WHAT IS BEING ASKED >> Of the lines in the data below, count the ones holding the string "hint", and answer with that number only.

● ● ●

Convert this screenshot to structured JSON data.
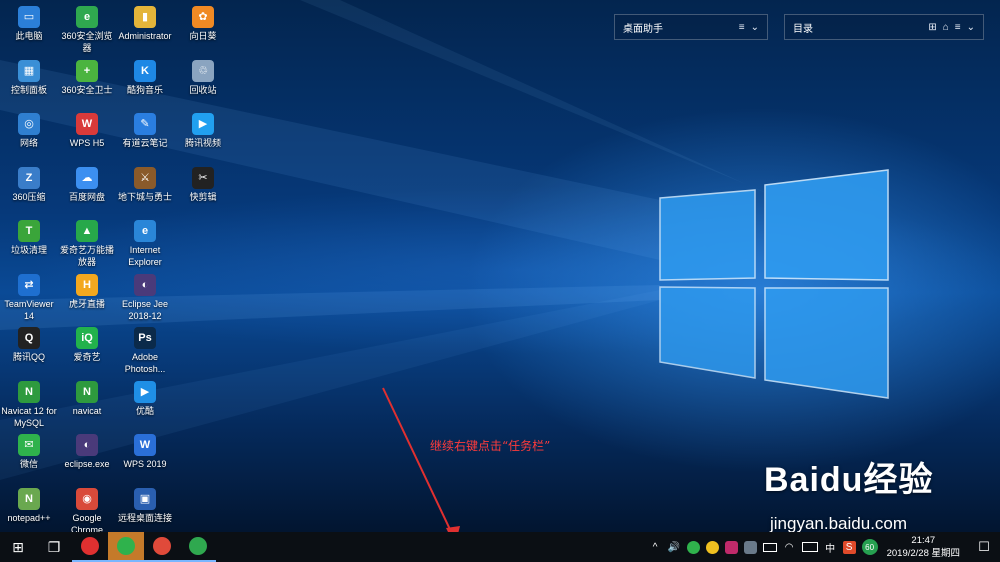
{
  "desktop_icons": [
    {
      "name": "pc",
      "label": "此电脑",
      "glyph": "▭",
      "color": "#2b7fd8"
    },
    {
      "name": "360-browser",
      "label": "360安全浏览器",
      "glyph": "e",
      "color": "#2fa84f"
    },
    {
      "name": "administrator",
      "label": "Administrator",
      "glyph": "▮",
      "color": "#e4b53a"
    },
    {
      "name": "sunflower",
      "label": "向日葵",
      "glyph": "✿",
      "color": "#f08a24"
    },
    {
      "name": "control-panel",
      "label": "控制面板",
      "glyph": "▦",
      "color": "#3a8fd6"
    },
    {
      "name": "360-safe",
      "label": "360安全卫士",
      "glyph": "+",
      "color": "#4bb43f"
    },
    {
      "name": "kugou",
      "label": "酷狗音乐",
      "glyph": "K",
      "color": "#1e88e5"
    },
    {
      "name": "recycle-bin",
      "label": "回收站",
      "glyph": "♲",
      "color": "#8aa4c0"
    },
    {
      "name": "network",
      "label": "网络",
      "glyph": "◎",
      "color": "#2f7fd0"
    },
    {
      "name": "wps-h5",
      "label": "WPS H5",
      "glyph": "W",
      "color": "#d93a3a"
    },
    {
      "name": "youdao-note",
      "label": "有道云笔记",
      "glyph": "✎",
      "color": "#2a7ee0"
    },
    {
      "name": "tencent-video",
      "label": "腾讯视频",
      "glyph": "▶",
      "color": "#21a0f0"
    },
    {
      "name": "360-zip",
      "label": "360压缩",
      "glyph": "Z",
      "color": "#3a7dc9"
    },
    {
      "name": "baidu-pan",
      "label": "百度网盘",
      "glyph": "☁",
      "color": "#3c8ff0"
    },
    {
      "name": "dnf",
      "label": "地下城与勇士",
      "glyph": "⚔",
      "color": "#8a5a2a"
    },
    {
      "name": "kuaijian",
      "label": "快剪辑",
      "glyph": "✂",
      "color": "#222222"
    },
    {
      "name": "trash-clean",
      "label": "垃圾清理",
      "glyph": "T",
      "color": "#3aa53a"
    },
    {
      "name": "iqiyi-player",
      "label": "爱奇艺万能播放器",
      "glyph": "▲",
      "color": "#27a84a"
    },
    {
      "name": "ie",
      "label": "Internet Explorer",
      "glyph": "e",
      "color": "#2a86d8"
    },
    {
      "name": "empty-1",
      "label": "",
      "glyph": "",
      "color": ""
    },
    {
      "name": "teamviewer",
      "label": "TeamViewer 14",
      "glyph": "⇄",
      "color": "#1e6fd0"
    },
    {
      "name": "huya",
      "label": "虎牙直播",
      "glyph": "H",
      "color": "#f3a81f"
    },
    {
      "name": "eclipse-jee",
      "label": "Eclipse Jee 2018-12",
      "glyph": "◐",
      "color": "#4a3a7a"
    },
    {
      "name": "empty-2",
      "label": "",
      "glyph": "",
      "color": ""
    },
    {
      "name": "qq",
      "label": "腾讯QQ",
      "glyph": "Q",
      "color": "#222222"
    },
    {
      "name": "iqiyi",
      "label": "爱奇艺",
      "glyph": "iQ",
      "color": "#22b24c"
    },
    {
      "name": "photoshop",
      "label": "Adobe Photosh...",
      "glyph": "Ps",
      "color": "#0b2a4a"
    },
    {
      "name": "empty-3",
      "label": "",
      "glyph": "",
      "color": ""
    },
    {
      "name": "navicat-mysql",
      "label": "Navicat 12 for MySQL",
      "glyph": "N",
      "color": "#2e9a3e"
    },
    {
      "name": "navicat",
      "label": "navicat",
      "glyph": "N",
      "color": "#2e9a3e"
    },
    {
      "name": "youku",
      "label": "优酷",
      "glyph": "▶",
      "color": "#1f8fe6"
    },
    {
      "name": "empty-4",
      "label": "",
      "glyph": "",
      "color": ""
    },
    {
      "name": "wechat",
      "label": "微信",
      "glyph": "✉",
      "color": "#2fb24c"
    },
    {
      "name": "eclipse-exe",
      "label": "eclipse.exe",
      "glyph": "◐",
      "color": "#4a3a7a"
    },
    {
      "name": "wps-2019",
      "label": "WPS 2019",
      "glyph": "W",
      "color": "#2a6fd8"
    },
    {
      "name": "empty-5",
      "label": "",
      "glyph": "",
      "color": ""
    },
    {
      "name": "notepadpp",
      "label": "notepad++",
      "glyph": "N",
      "color": "#6aa84f"
    },
    {
      "name": "chrome",
      "label": "Google Chrome",
      "glyph": "◉",
      "color": "#d94a3a"
    },
    {
      "name": "remote-desktop",
      "label": "远程桌面连接",
      "glyph": "▣",
      "color": "#2a5fb0"
    },
    {
      "name": "empty-6",
      "label": "",
      "glyph": "",
      "color": ""
    }
  ],
  "widgets": {
    "assistant_title": "桌面助手",
    "assistant_menu_icon": "≡",
    "assistant_chevron": "⌄",
    "catalog_title": "目录",
    "catalog_grid_icon": "⊞",
    "catalog_lock_icon": "⌂",
    "catalog_menu_icon": "≡",
    "catalog_chevron": "⌄"
  },
  "annotation": {
    "text": "继续右键点击“任务栏”",
    "color": "#ff3b3b"
  },
  "watermark": {
    "logo": "Baidu经验",
    "url": "jingyan.baidu.com"
  },
  "taskbar": {
    "start_icon": "⊞",
    "task_view_icon": "❐",
    "apps": [
      {
        "name": "qq",
        "color": "#e03030",
        "active": false
      },
      {
        "name": "wechat",
        "color": "#2fb24c",
        "active": true
      },
      {
        "name": "chrome",
        "color": "#e04a3a",
        "active": false
      },
      {
        "name": "360-browser",
        "color": "#2fa84f",
        "active": false
      }
    ],
    "tray": {
      "chevron": "^",
      "volume": "🔊",
      "ime_lang": "中",
      "badge_value": "60"
    },
    "clock": {
      "time": "21:47",
      "date": "2019/2/28 星期四"
    },
    "notification_icon": "☐"
  }
}
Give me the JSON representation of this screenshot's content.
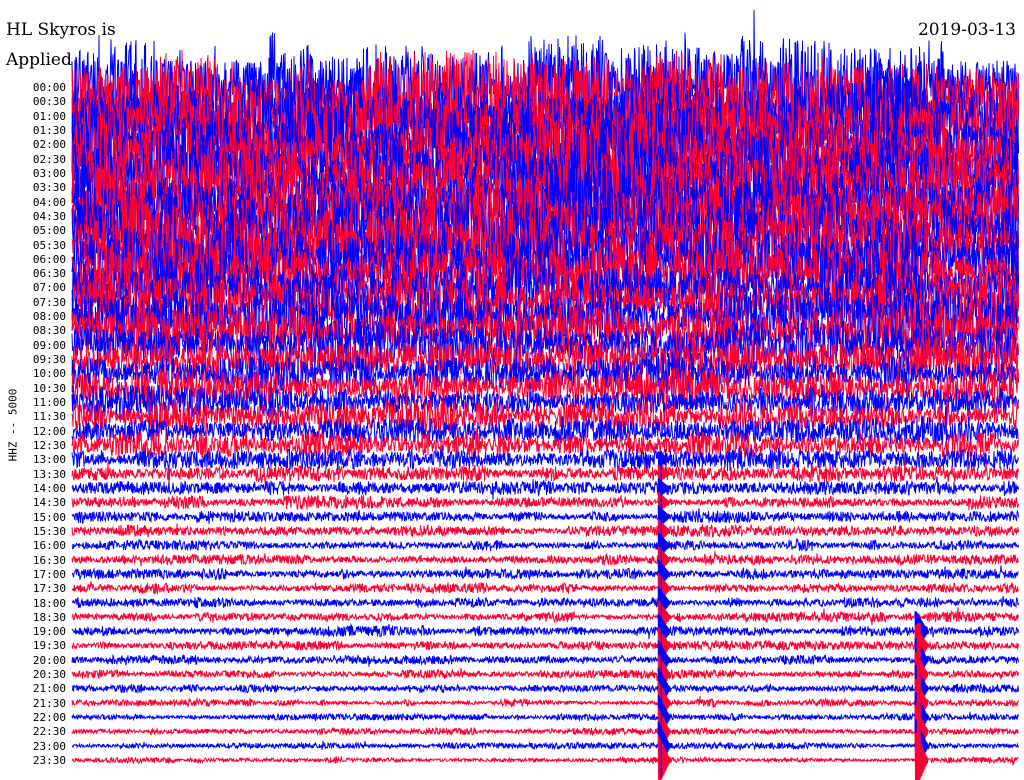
{
  "header": {
    "station": "HL Skyros is",
    "date": "2019-03-13",
    "note": "Applied"
  },
  "chart_data": {
    "type": "line",
    "title": "HL Skyros is",
    "date": "2019-03-13",
    "ylabel": "HHZ -- 5000",
    "y_tick_labels": [
      "00:00",
      "00:30",
      "01:00",
      "01:30",
      "02:00",
      "02:30",
      "03:00",
      "03:30",
      "04:00",
      "04:30",
      "05:00",
      "05:30",
      "06:00",
      "06:30",
      "07:00",
      "07:30",
      "08:00",
      "08:30",
      "09:00",
      "09:30",
      "10:00",
      "10:30",
      "11:00",
      "11:30",
      "12:00",
      "12:30",
      "13:00",
      "13:30",
      "14:00",
      "14:30",
      "15:00",
      "15:30",
      "16:00",
      "16:30",
      "17:00",
      "17:30",
      "18:00",
      "18:30",
      "19:00",
      "19:30",
      "20:00",
      "20:30",
      "21:00",
      "21:30",
      "22:00",
      "22:30",
      "23:00",
      "23:30"
    ],
    "trace_colors": [
      "#0000ff",
      "#ff0033"
    ],
    "relative_noise_amplitude": [
      3.0,
      2.9,
      2.8,
      2.8,
      2.8,
      2.7,
      2.7,
      2.6,
      2.6,
      2.5,
      2.4,
      2.3,
      2.2,
      2.1,
      2.0,
      1.9,
      1.75,
      1.6,
      1.5,
      1.35,
      1.25,
      1.15,
      1.05,
      0.95,
      0.85,
      0.75,
      0.65,
      0.55,
      0.45,
      0.4,
      0.36,
      0.34,
      0.33,
      0.32,
      0.31,
      0.3,
      0.3,
      0.29,
      0.3,
      0.28,
      0.27,
      0.25,
      0.24,
      0.22,
      0.2,
      0.19,
      0.18,
      0.17
    ],
    "events": [
      {
        "start": "13:00",
        "end": "23:59",
        "position_fraction": 0.623,
        "relative_amplitude": 1.0,
        "label": ""
      },
      {
        "start": "19:00",
        "end": "23:59",
        "position_fraction": 0.895,
        "relative_amplitude": 2.5,
        "label": ""
      }
    ]
  }
}
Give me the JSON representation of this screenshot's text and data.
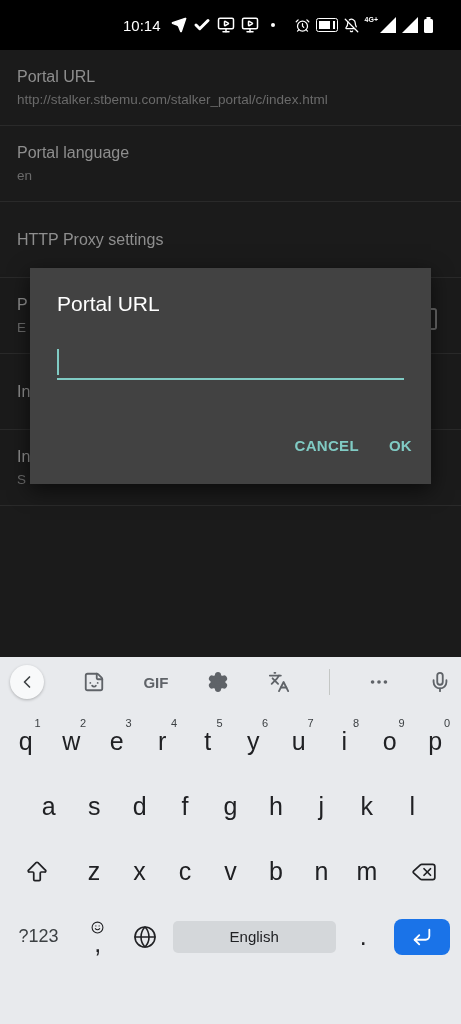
{
  "status_bar": {
    "time": "10:14",
    "network": "4G+"
  },
  "settings": [
    {
      "title": "Portal URL",
      "subtitle": "http://stalker.stbemu.com/stalker_portal/c/index.html"
    },
    {
      "title": "Portal language",
      "subtitle": "en"
    },
    {
      "title": "HTTP Proxy settings"
    },
    {
      "title": "P",
      "subtitle": "E",
      "kind": "checkbox",
      "checked": false
    },
    {
      "title": "In"
    },
    {
      "title": "In",
      "subtitle": "S"
    }
  ],
  "dialog": {
    "title": "Portal URL",
    "field": {
      "focused": true
    },
    "buttons": [
      "CANCEL",
      "OK"
    ]
  },
  "keyboard": {
    "toolbar": {
      "gif": "GIF"
    },
    "rows": [
      {
        "keys": [
          {
            "label": "q",
            "hint": "1"
          },
          {
            "label": "w",
            "hint": "2"
          },
          {
            "label": "e",
            "hint": "3"
          },
          {
            "label": "r",
            "hint": "4"
          },
          {
            "label": "t",
            "hint": "5"
          },
          {
            "label": "y",
            "hint": "6"
          },
          {
            "label": "u",
            "hint": "7"
          },
          {
            "label": "i",
            "hint": "8"
          },
          {
            "label": "o",
            "hint": "9"
          },
          {
            "label": "p",
            "hint": "0"
          }
        ]
      },
      {
        "keys": [
          {
            "label": "a"
          },
          {
            "label": "s"
          },
          {
            "label": "d"
          },
          {
            "label": "f"
          },
          {
            "label": "g"
          },
          {
            "label": "h"
          },
          {
            "label": "j"
          },
          {
            "label": "k"
          },
          {
            "label": "l"
          }
        ]
      },
      {
        "keys": [
          {
            "kind": "shift"
          },
          {
            "label": "z"
          },
          {
            "label": "x"
          },
          {
            "label": "c"
          },
          {
            "label": "v"
          },
          {
            "label": "b"
          },
          {
            "label": "n"
          },
          {
            "label": "m"
          },
          {
            "kind": "backspace"
          }
        ]
      },
      {
        "keys": [
          {
            "kind": "symbols",
            "label": "?123"
          },
          {
            "kind": "comma",
            "label": ","
          },
          {
            "kind": "globe"
          },
          {
            "kind": "space",
            "label": "English"
          },
          {
            "kind": "period",
            "label": "."
          },
          {
            "kind": "enter"
          }
        ]
      }
    ]
  }
}
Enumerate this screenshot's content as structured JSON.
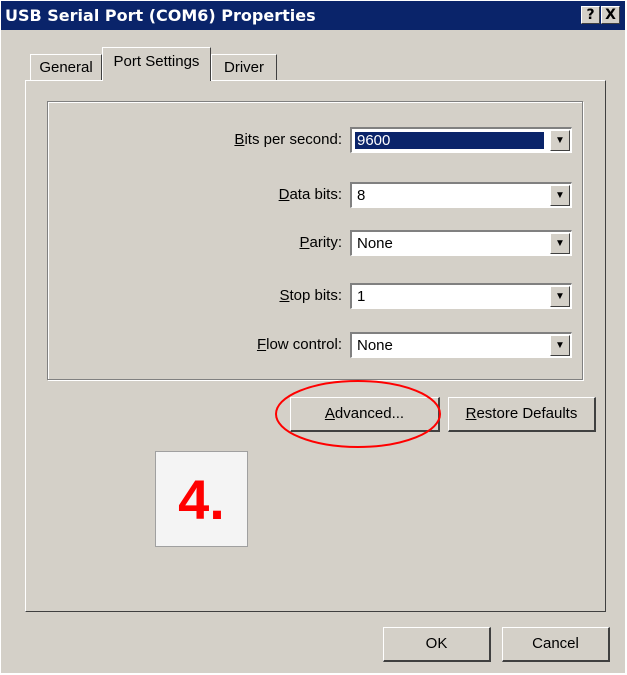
{
  "window": {
    "title": "USB Serial Port (COM6) Properties"
  },
  "caption_buttons": {
    "help": "?",
    "close": "X"
  },
  "tabs": [
    {
      "label": "General"
    },
    {
      "label": "Port Settings",
      "selected": true
    },
    {
      "label": "Driver"
    }
  ],
  "settings": [
    {
      "access_key": "B",
      "label_rest": "its per second:",
      "value": "9600",
      "selected": true
    },
    {
      "access_key": "D",
      "label_rest": "ata bits:",
      "value": "8"
    },
    {
      "access_key": "P",
      "label_rest": "arity:",
      "value": "None"
    },
    {
      "access_key": "S",
      "label_rest": "top bits:",
      "value": "1"
    },
    {
      "access_key": "F",
      "label_rest": "low control:",
      "value": "None"
    }
  ],
  "buttons": {
    "advanced_key": "A",
    "advanced_rest": "dvanced...",
    "restore_key": "R",
    "restore_rest": "estore Defaults",
    "ok": "OK",
    "cancel": "Cancel"
  },
  "annotation": {
    "step": "4.",
    "color": "#ff0000"
  },
  "colors": {
    "titlebar": "#0a246a",
    "face": "#d4d0c8",
    "selection": "#0a246a"
  }
}
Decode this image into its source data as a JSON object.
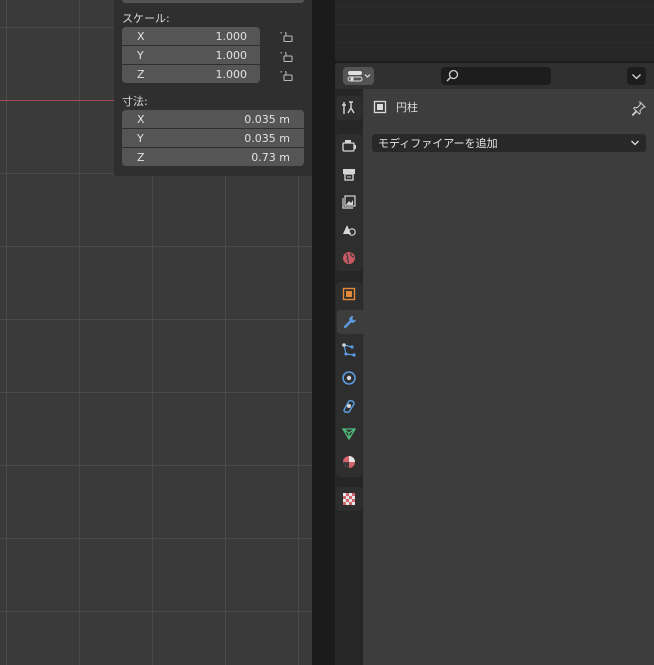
{
  "sidebar": {
    "scale_label": "スケール:",
    "scale": [
      {
        "axis": "X",
        "value": "1.000"
      },
      {
        "axis": "Y",
        "value": "1.000"
      },
      {
        "axis": "Z",
        "value": "1.000"
      }
    ],
    "dimensions_label": "寸法:",
    "dimensions": [
      {
        "axis": "X",
        "value": "0.035 m"
      },
      {
        "axis": "Y",
        "value": "0.035 m"
      },
      {
        "axis": "Z",
        "value": "0.73 m"
      }
    ]
  },
  "properties": {
    "object_name": "円柱",
    "add_modifier_label": "モディファイアーを追加",
    "active_tab": "modifiers",
    "tabs": [
      "tool",
      "render",
      "output",
      "view-layer",
      "scene",
      "world",
      "object",
      "modifiers",
      "particles",
      "physics",
      "constraints",
      "data",
      "material",
      "texture"
    ]
  },
  "colors": {
    "accent_blue": "#4772b3",
    "object_orange": "#e38a3a",
    "x_axis_red": "#a94a5c",
    "data_green": "#4fbf7c",
    "material_red": "#d2646c"
  }
}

● ● ●

OUTPUT OF THE EXERCISE >> 10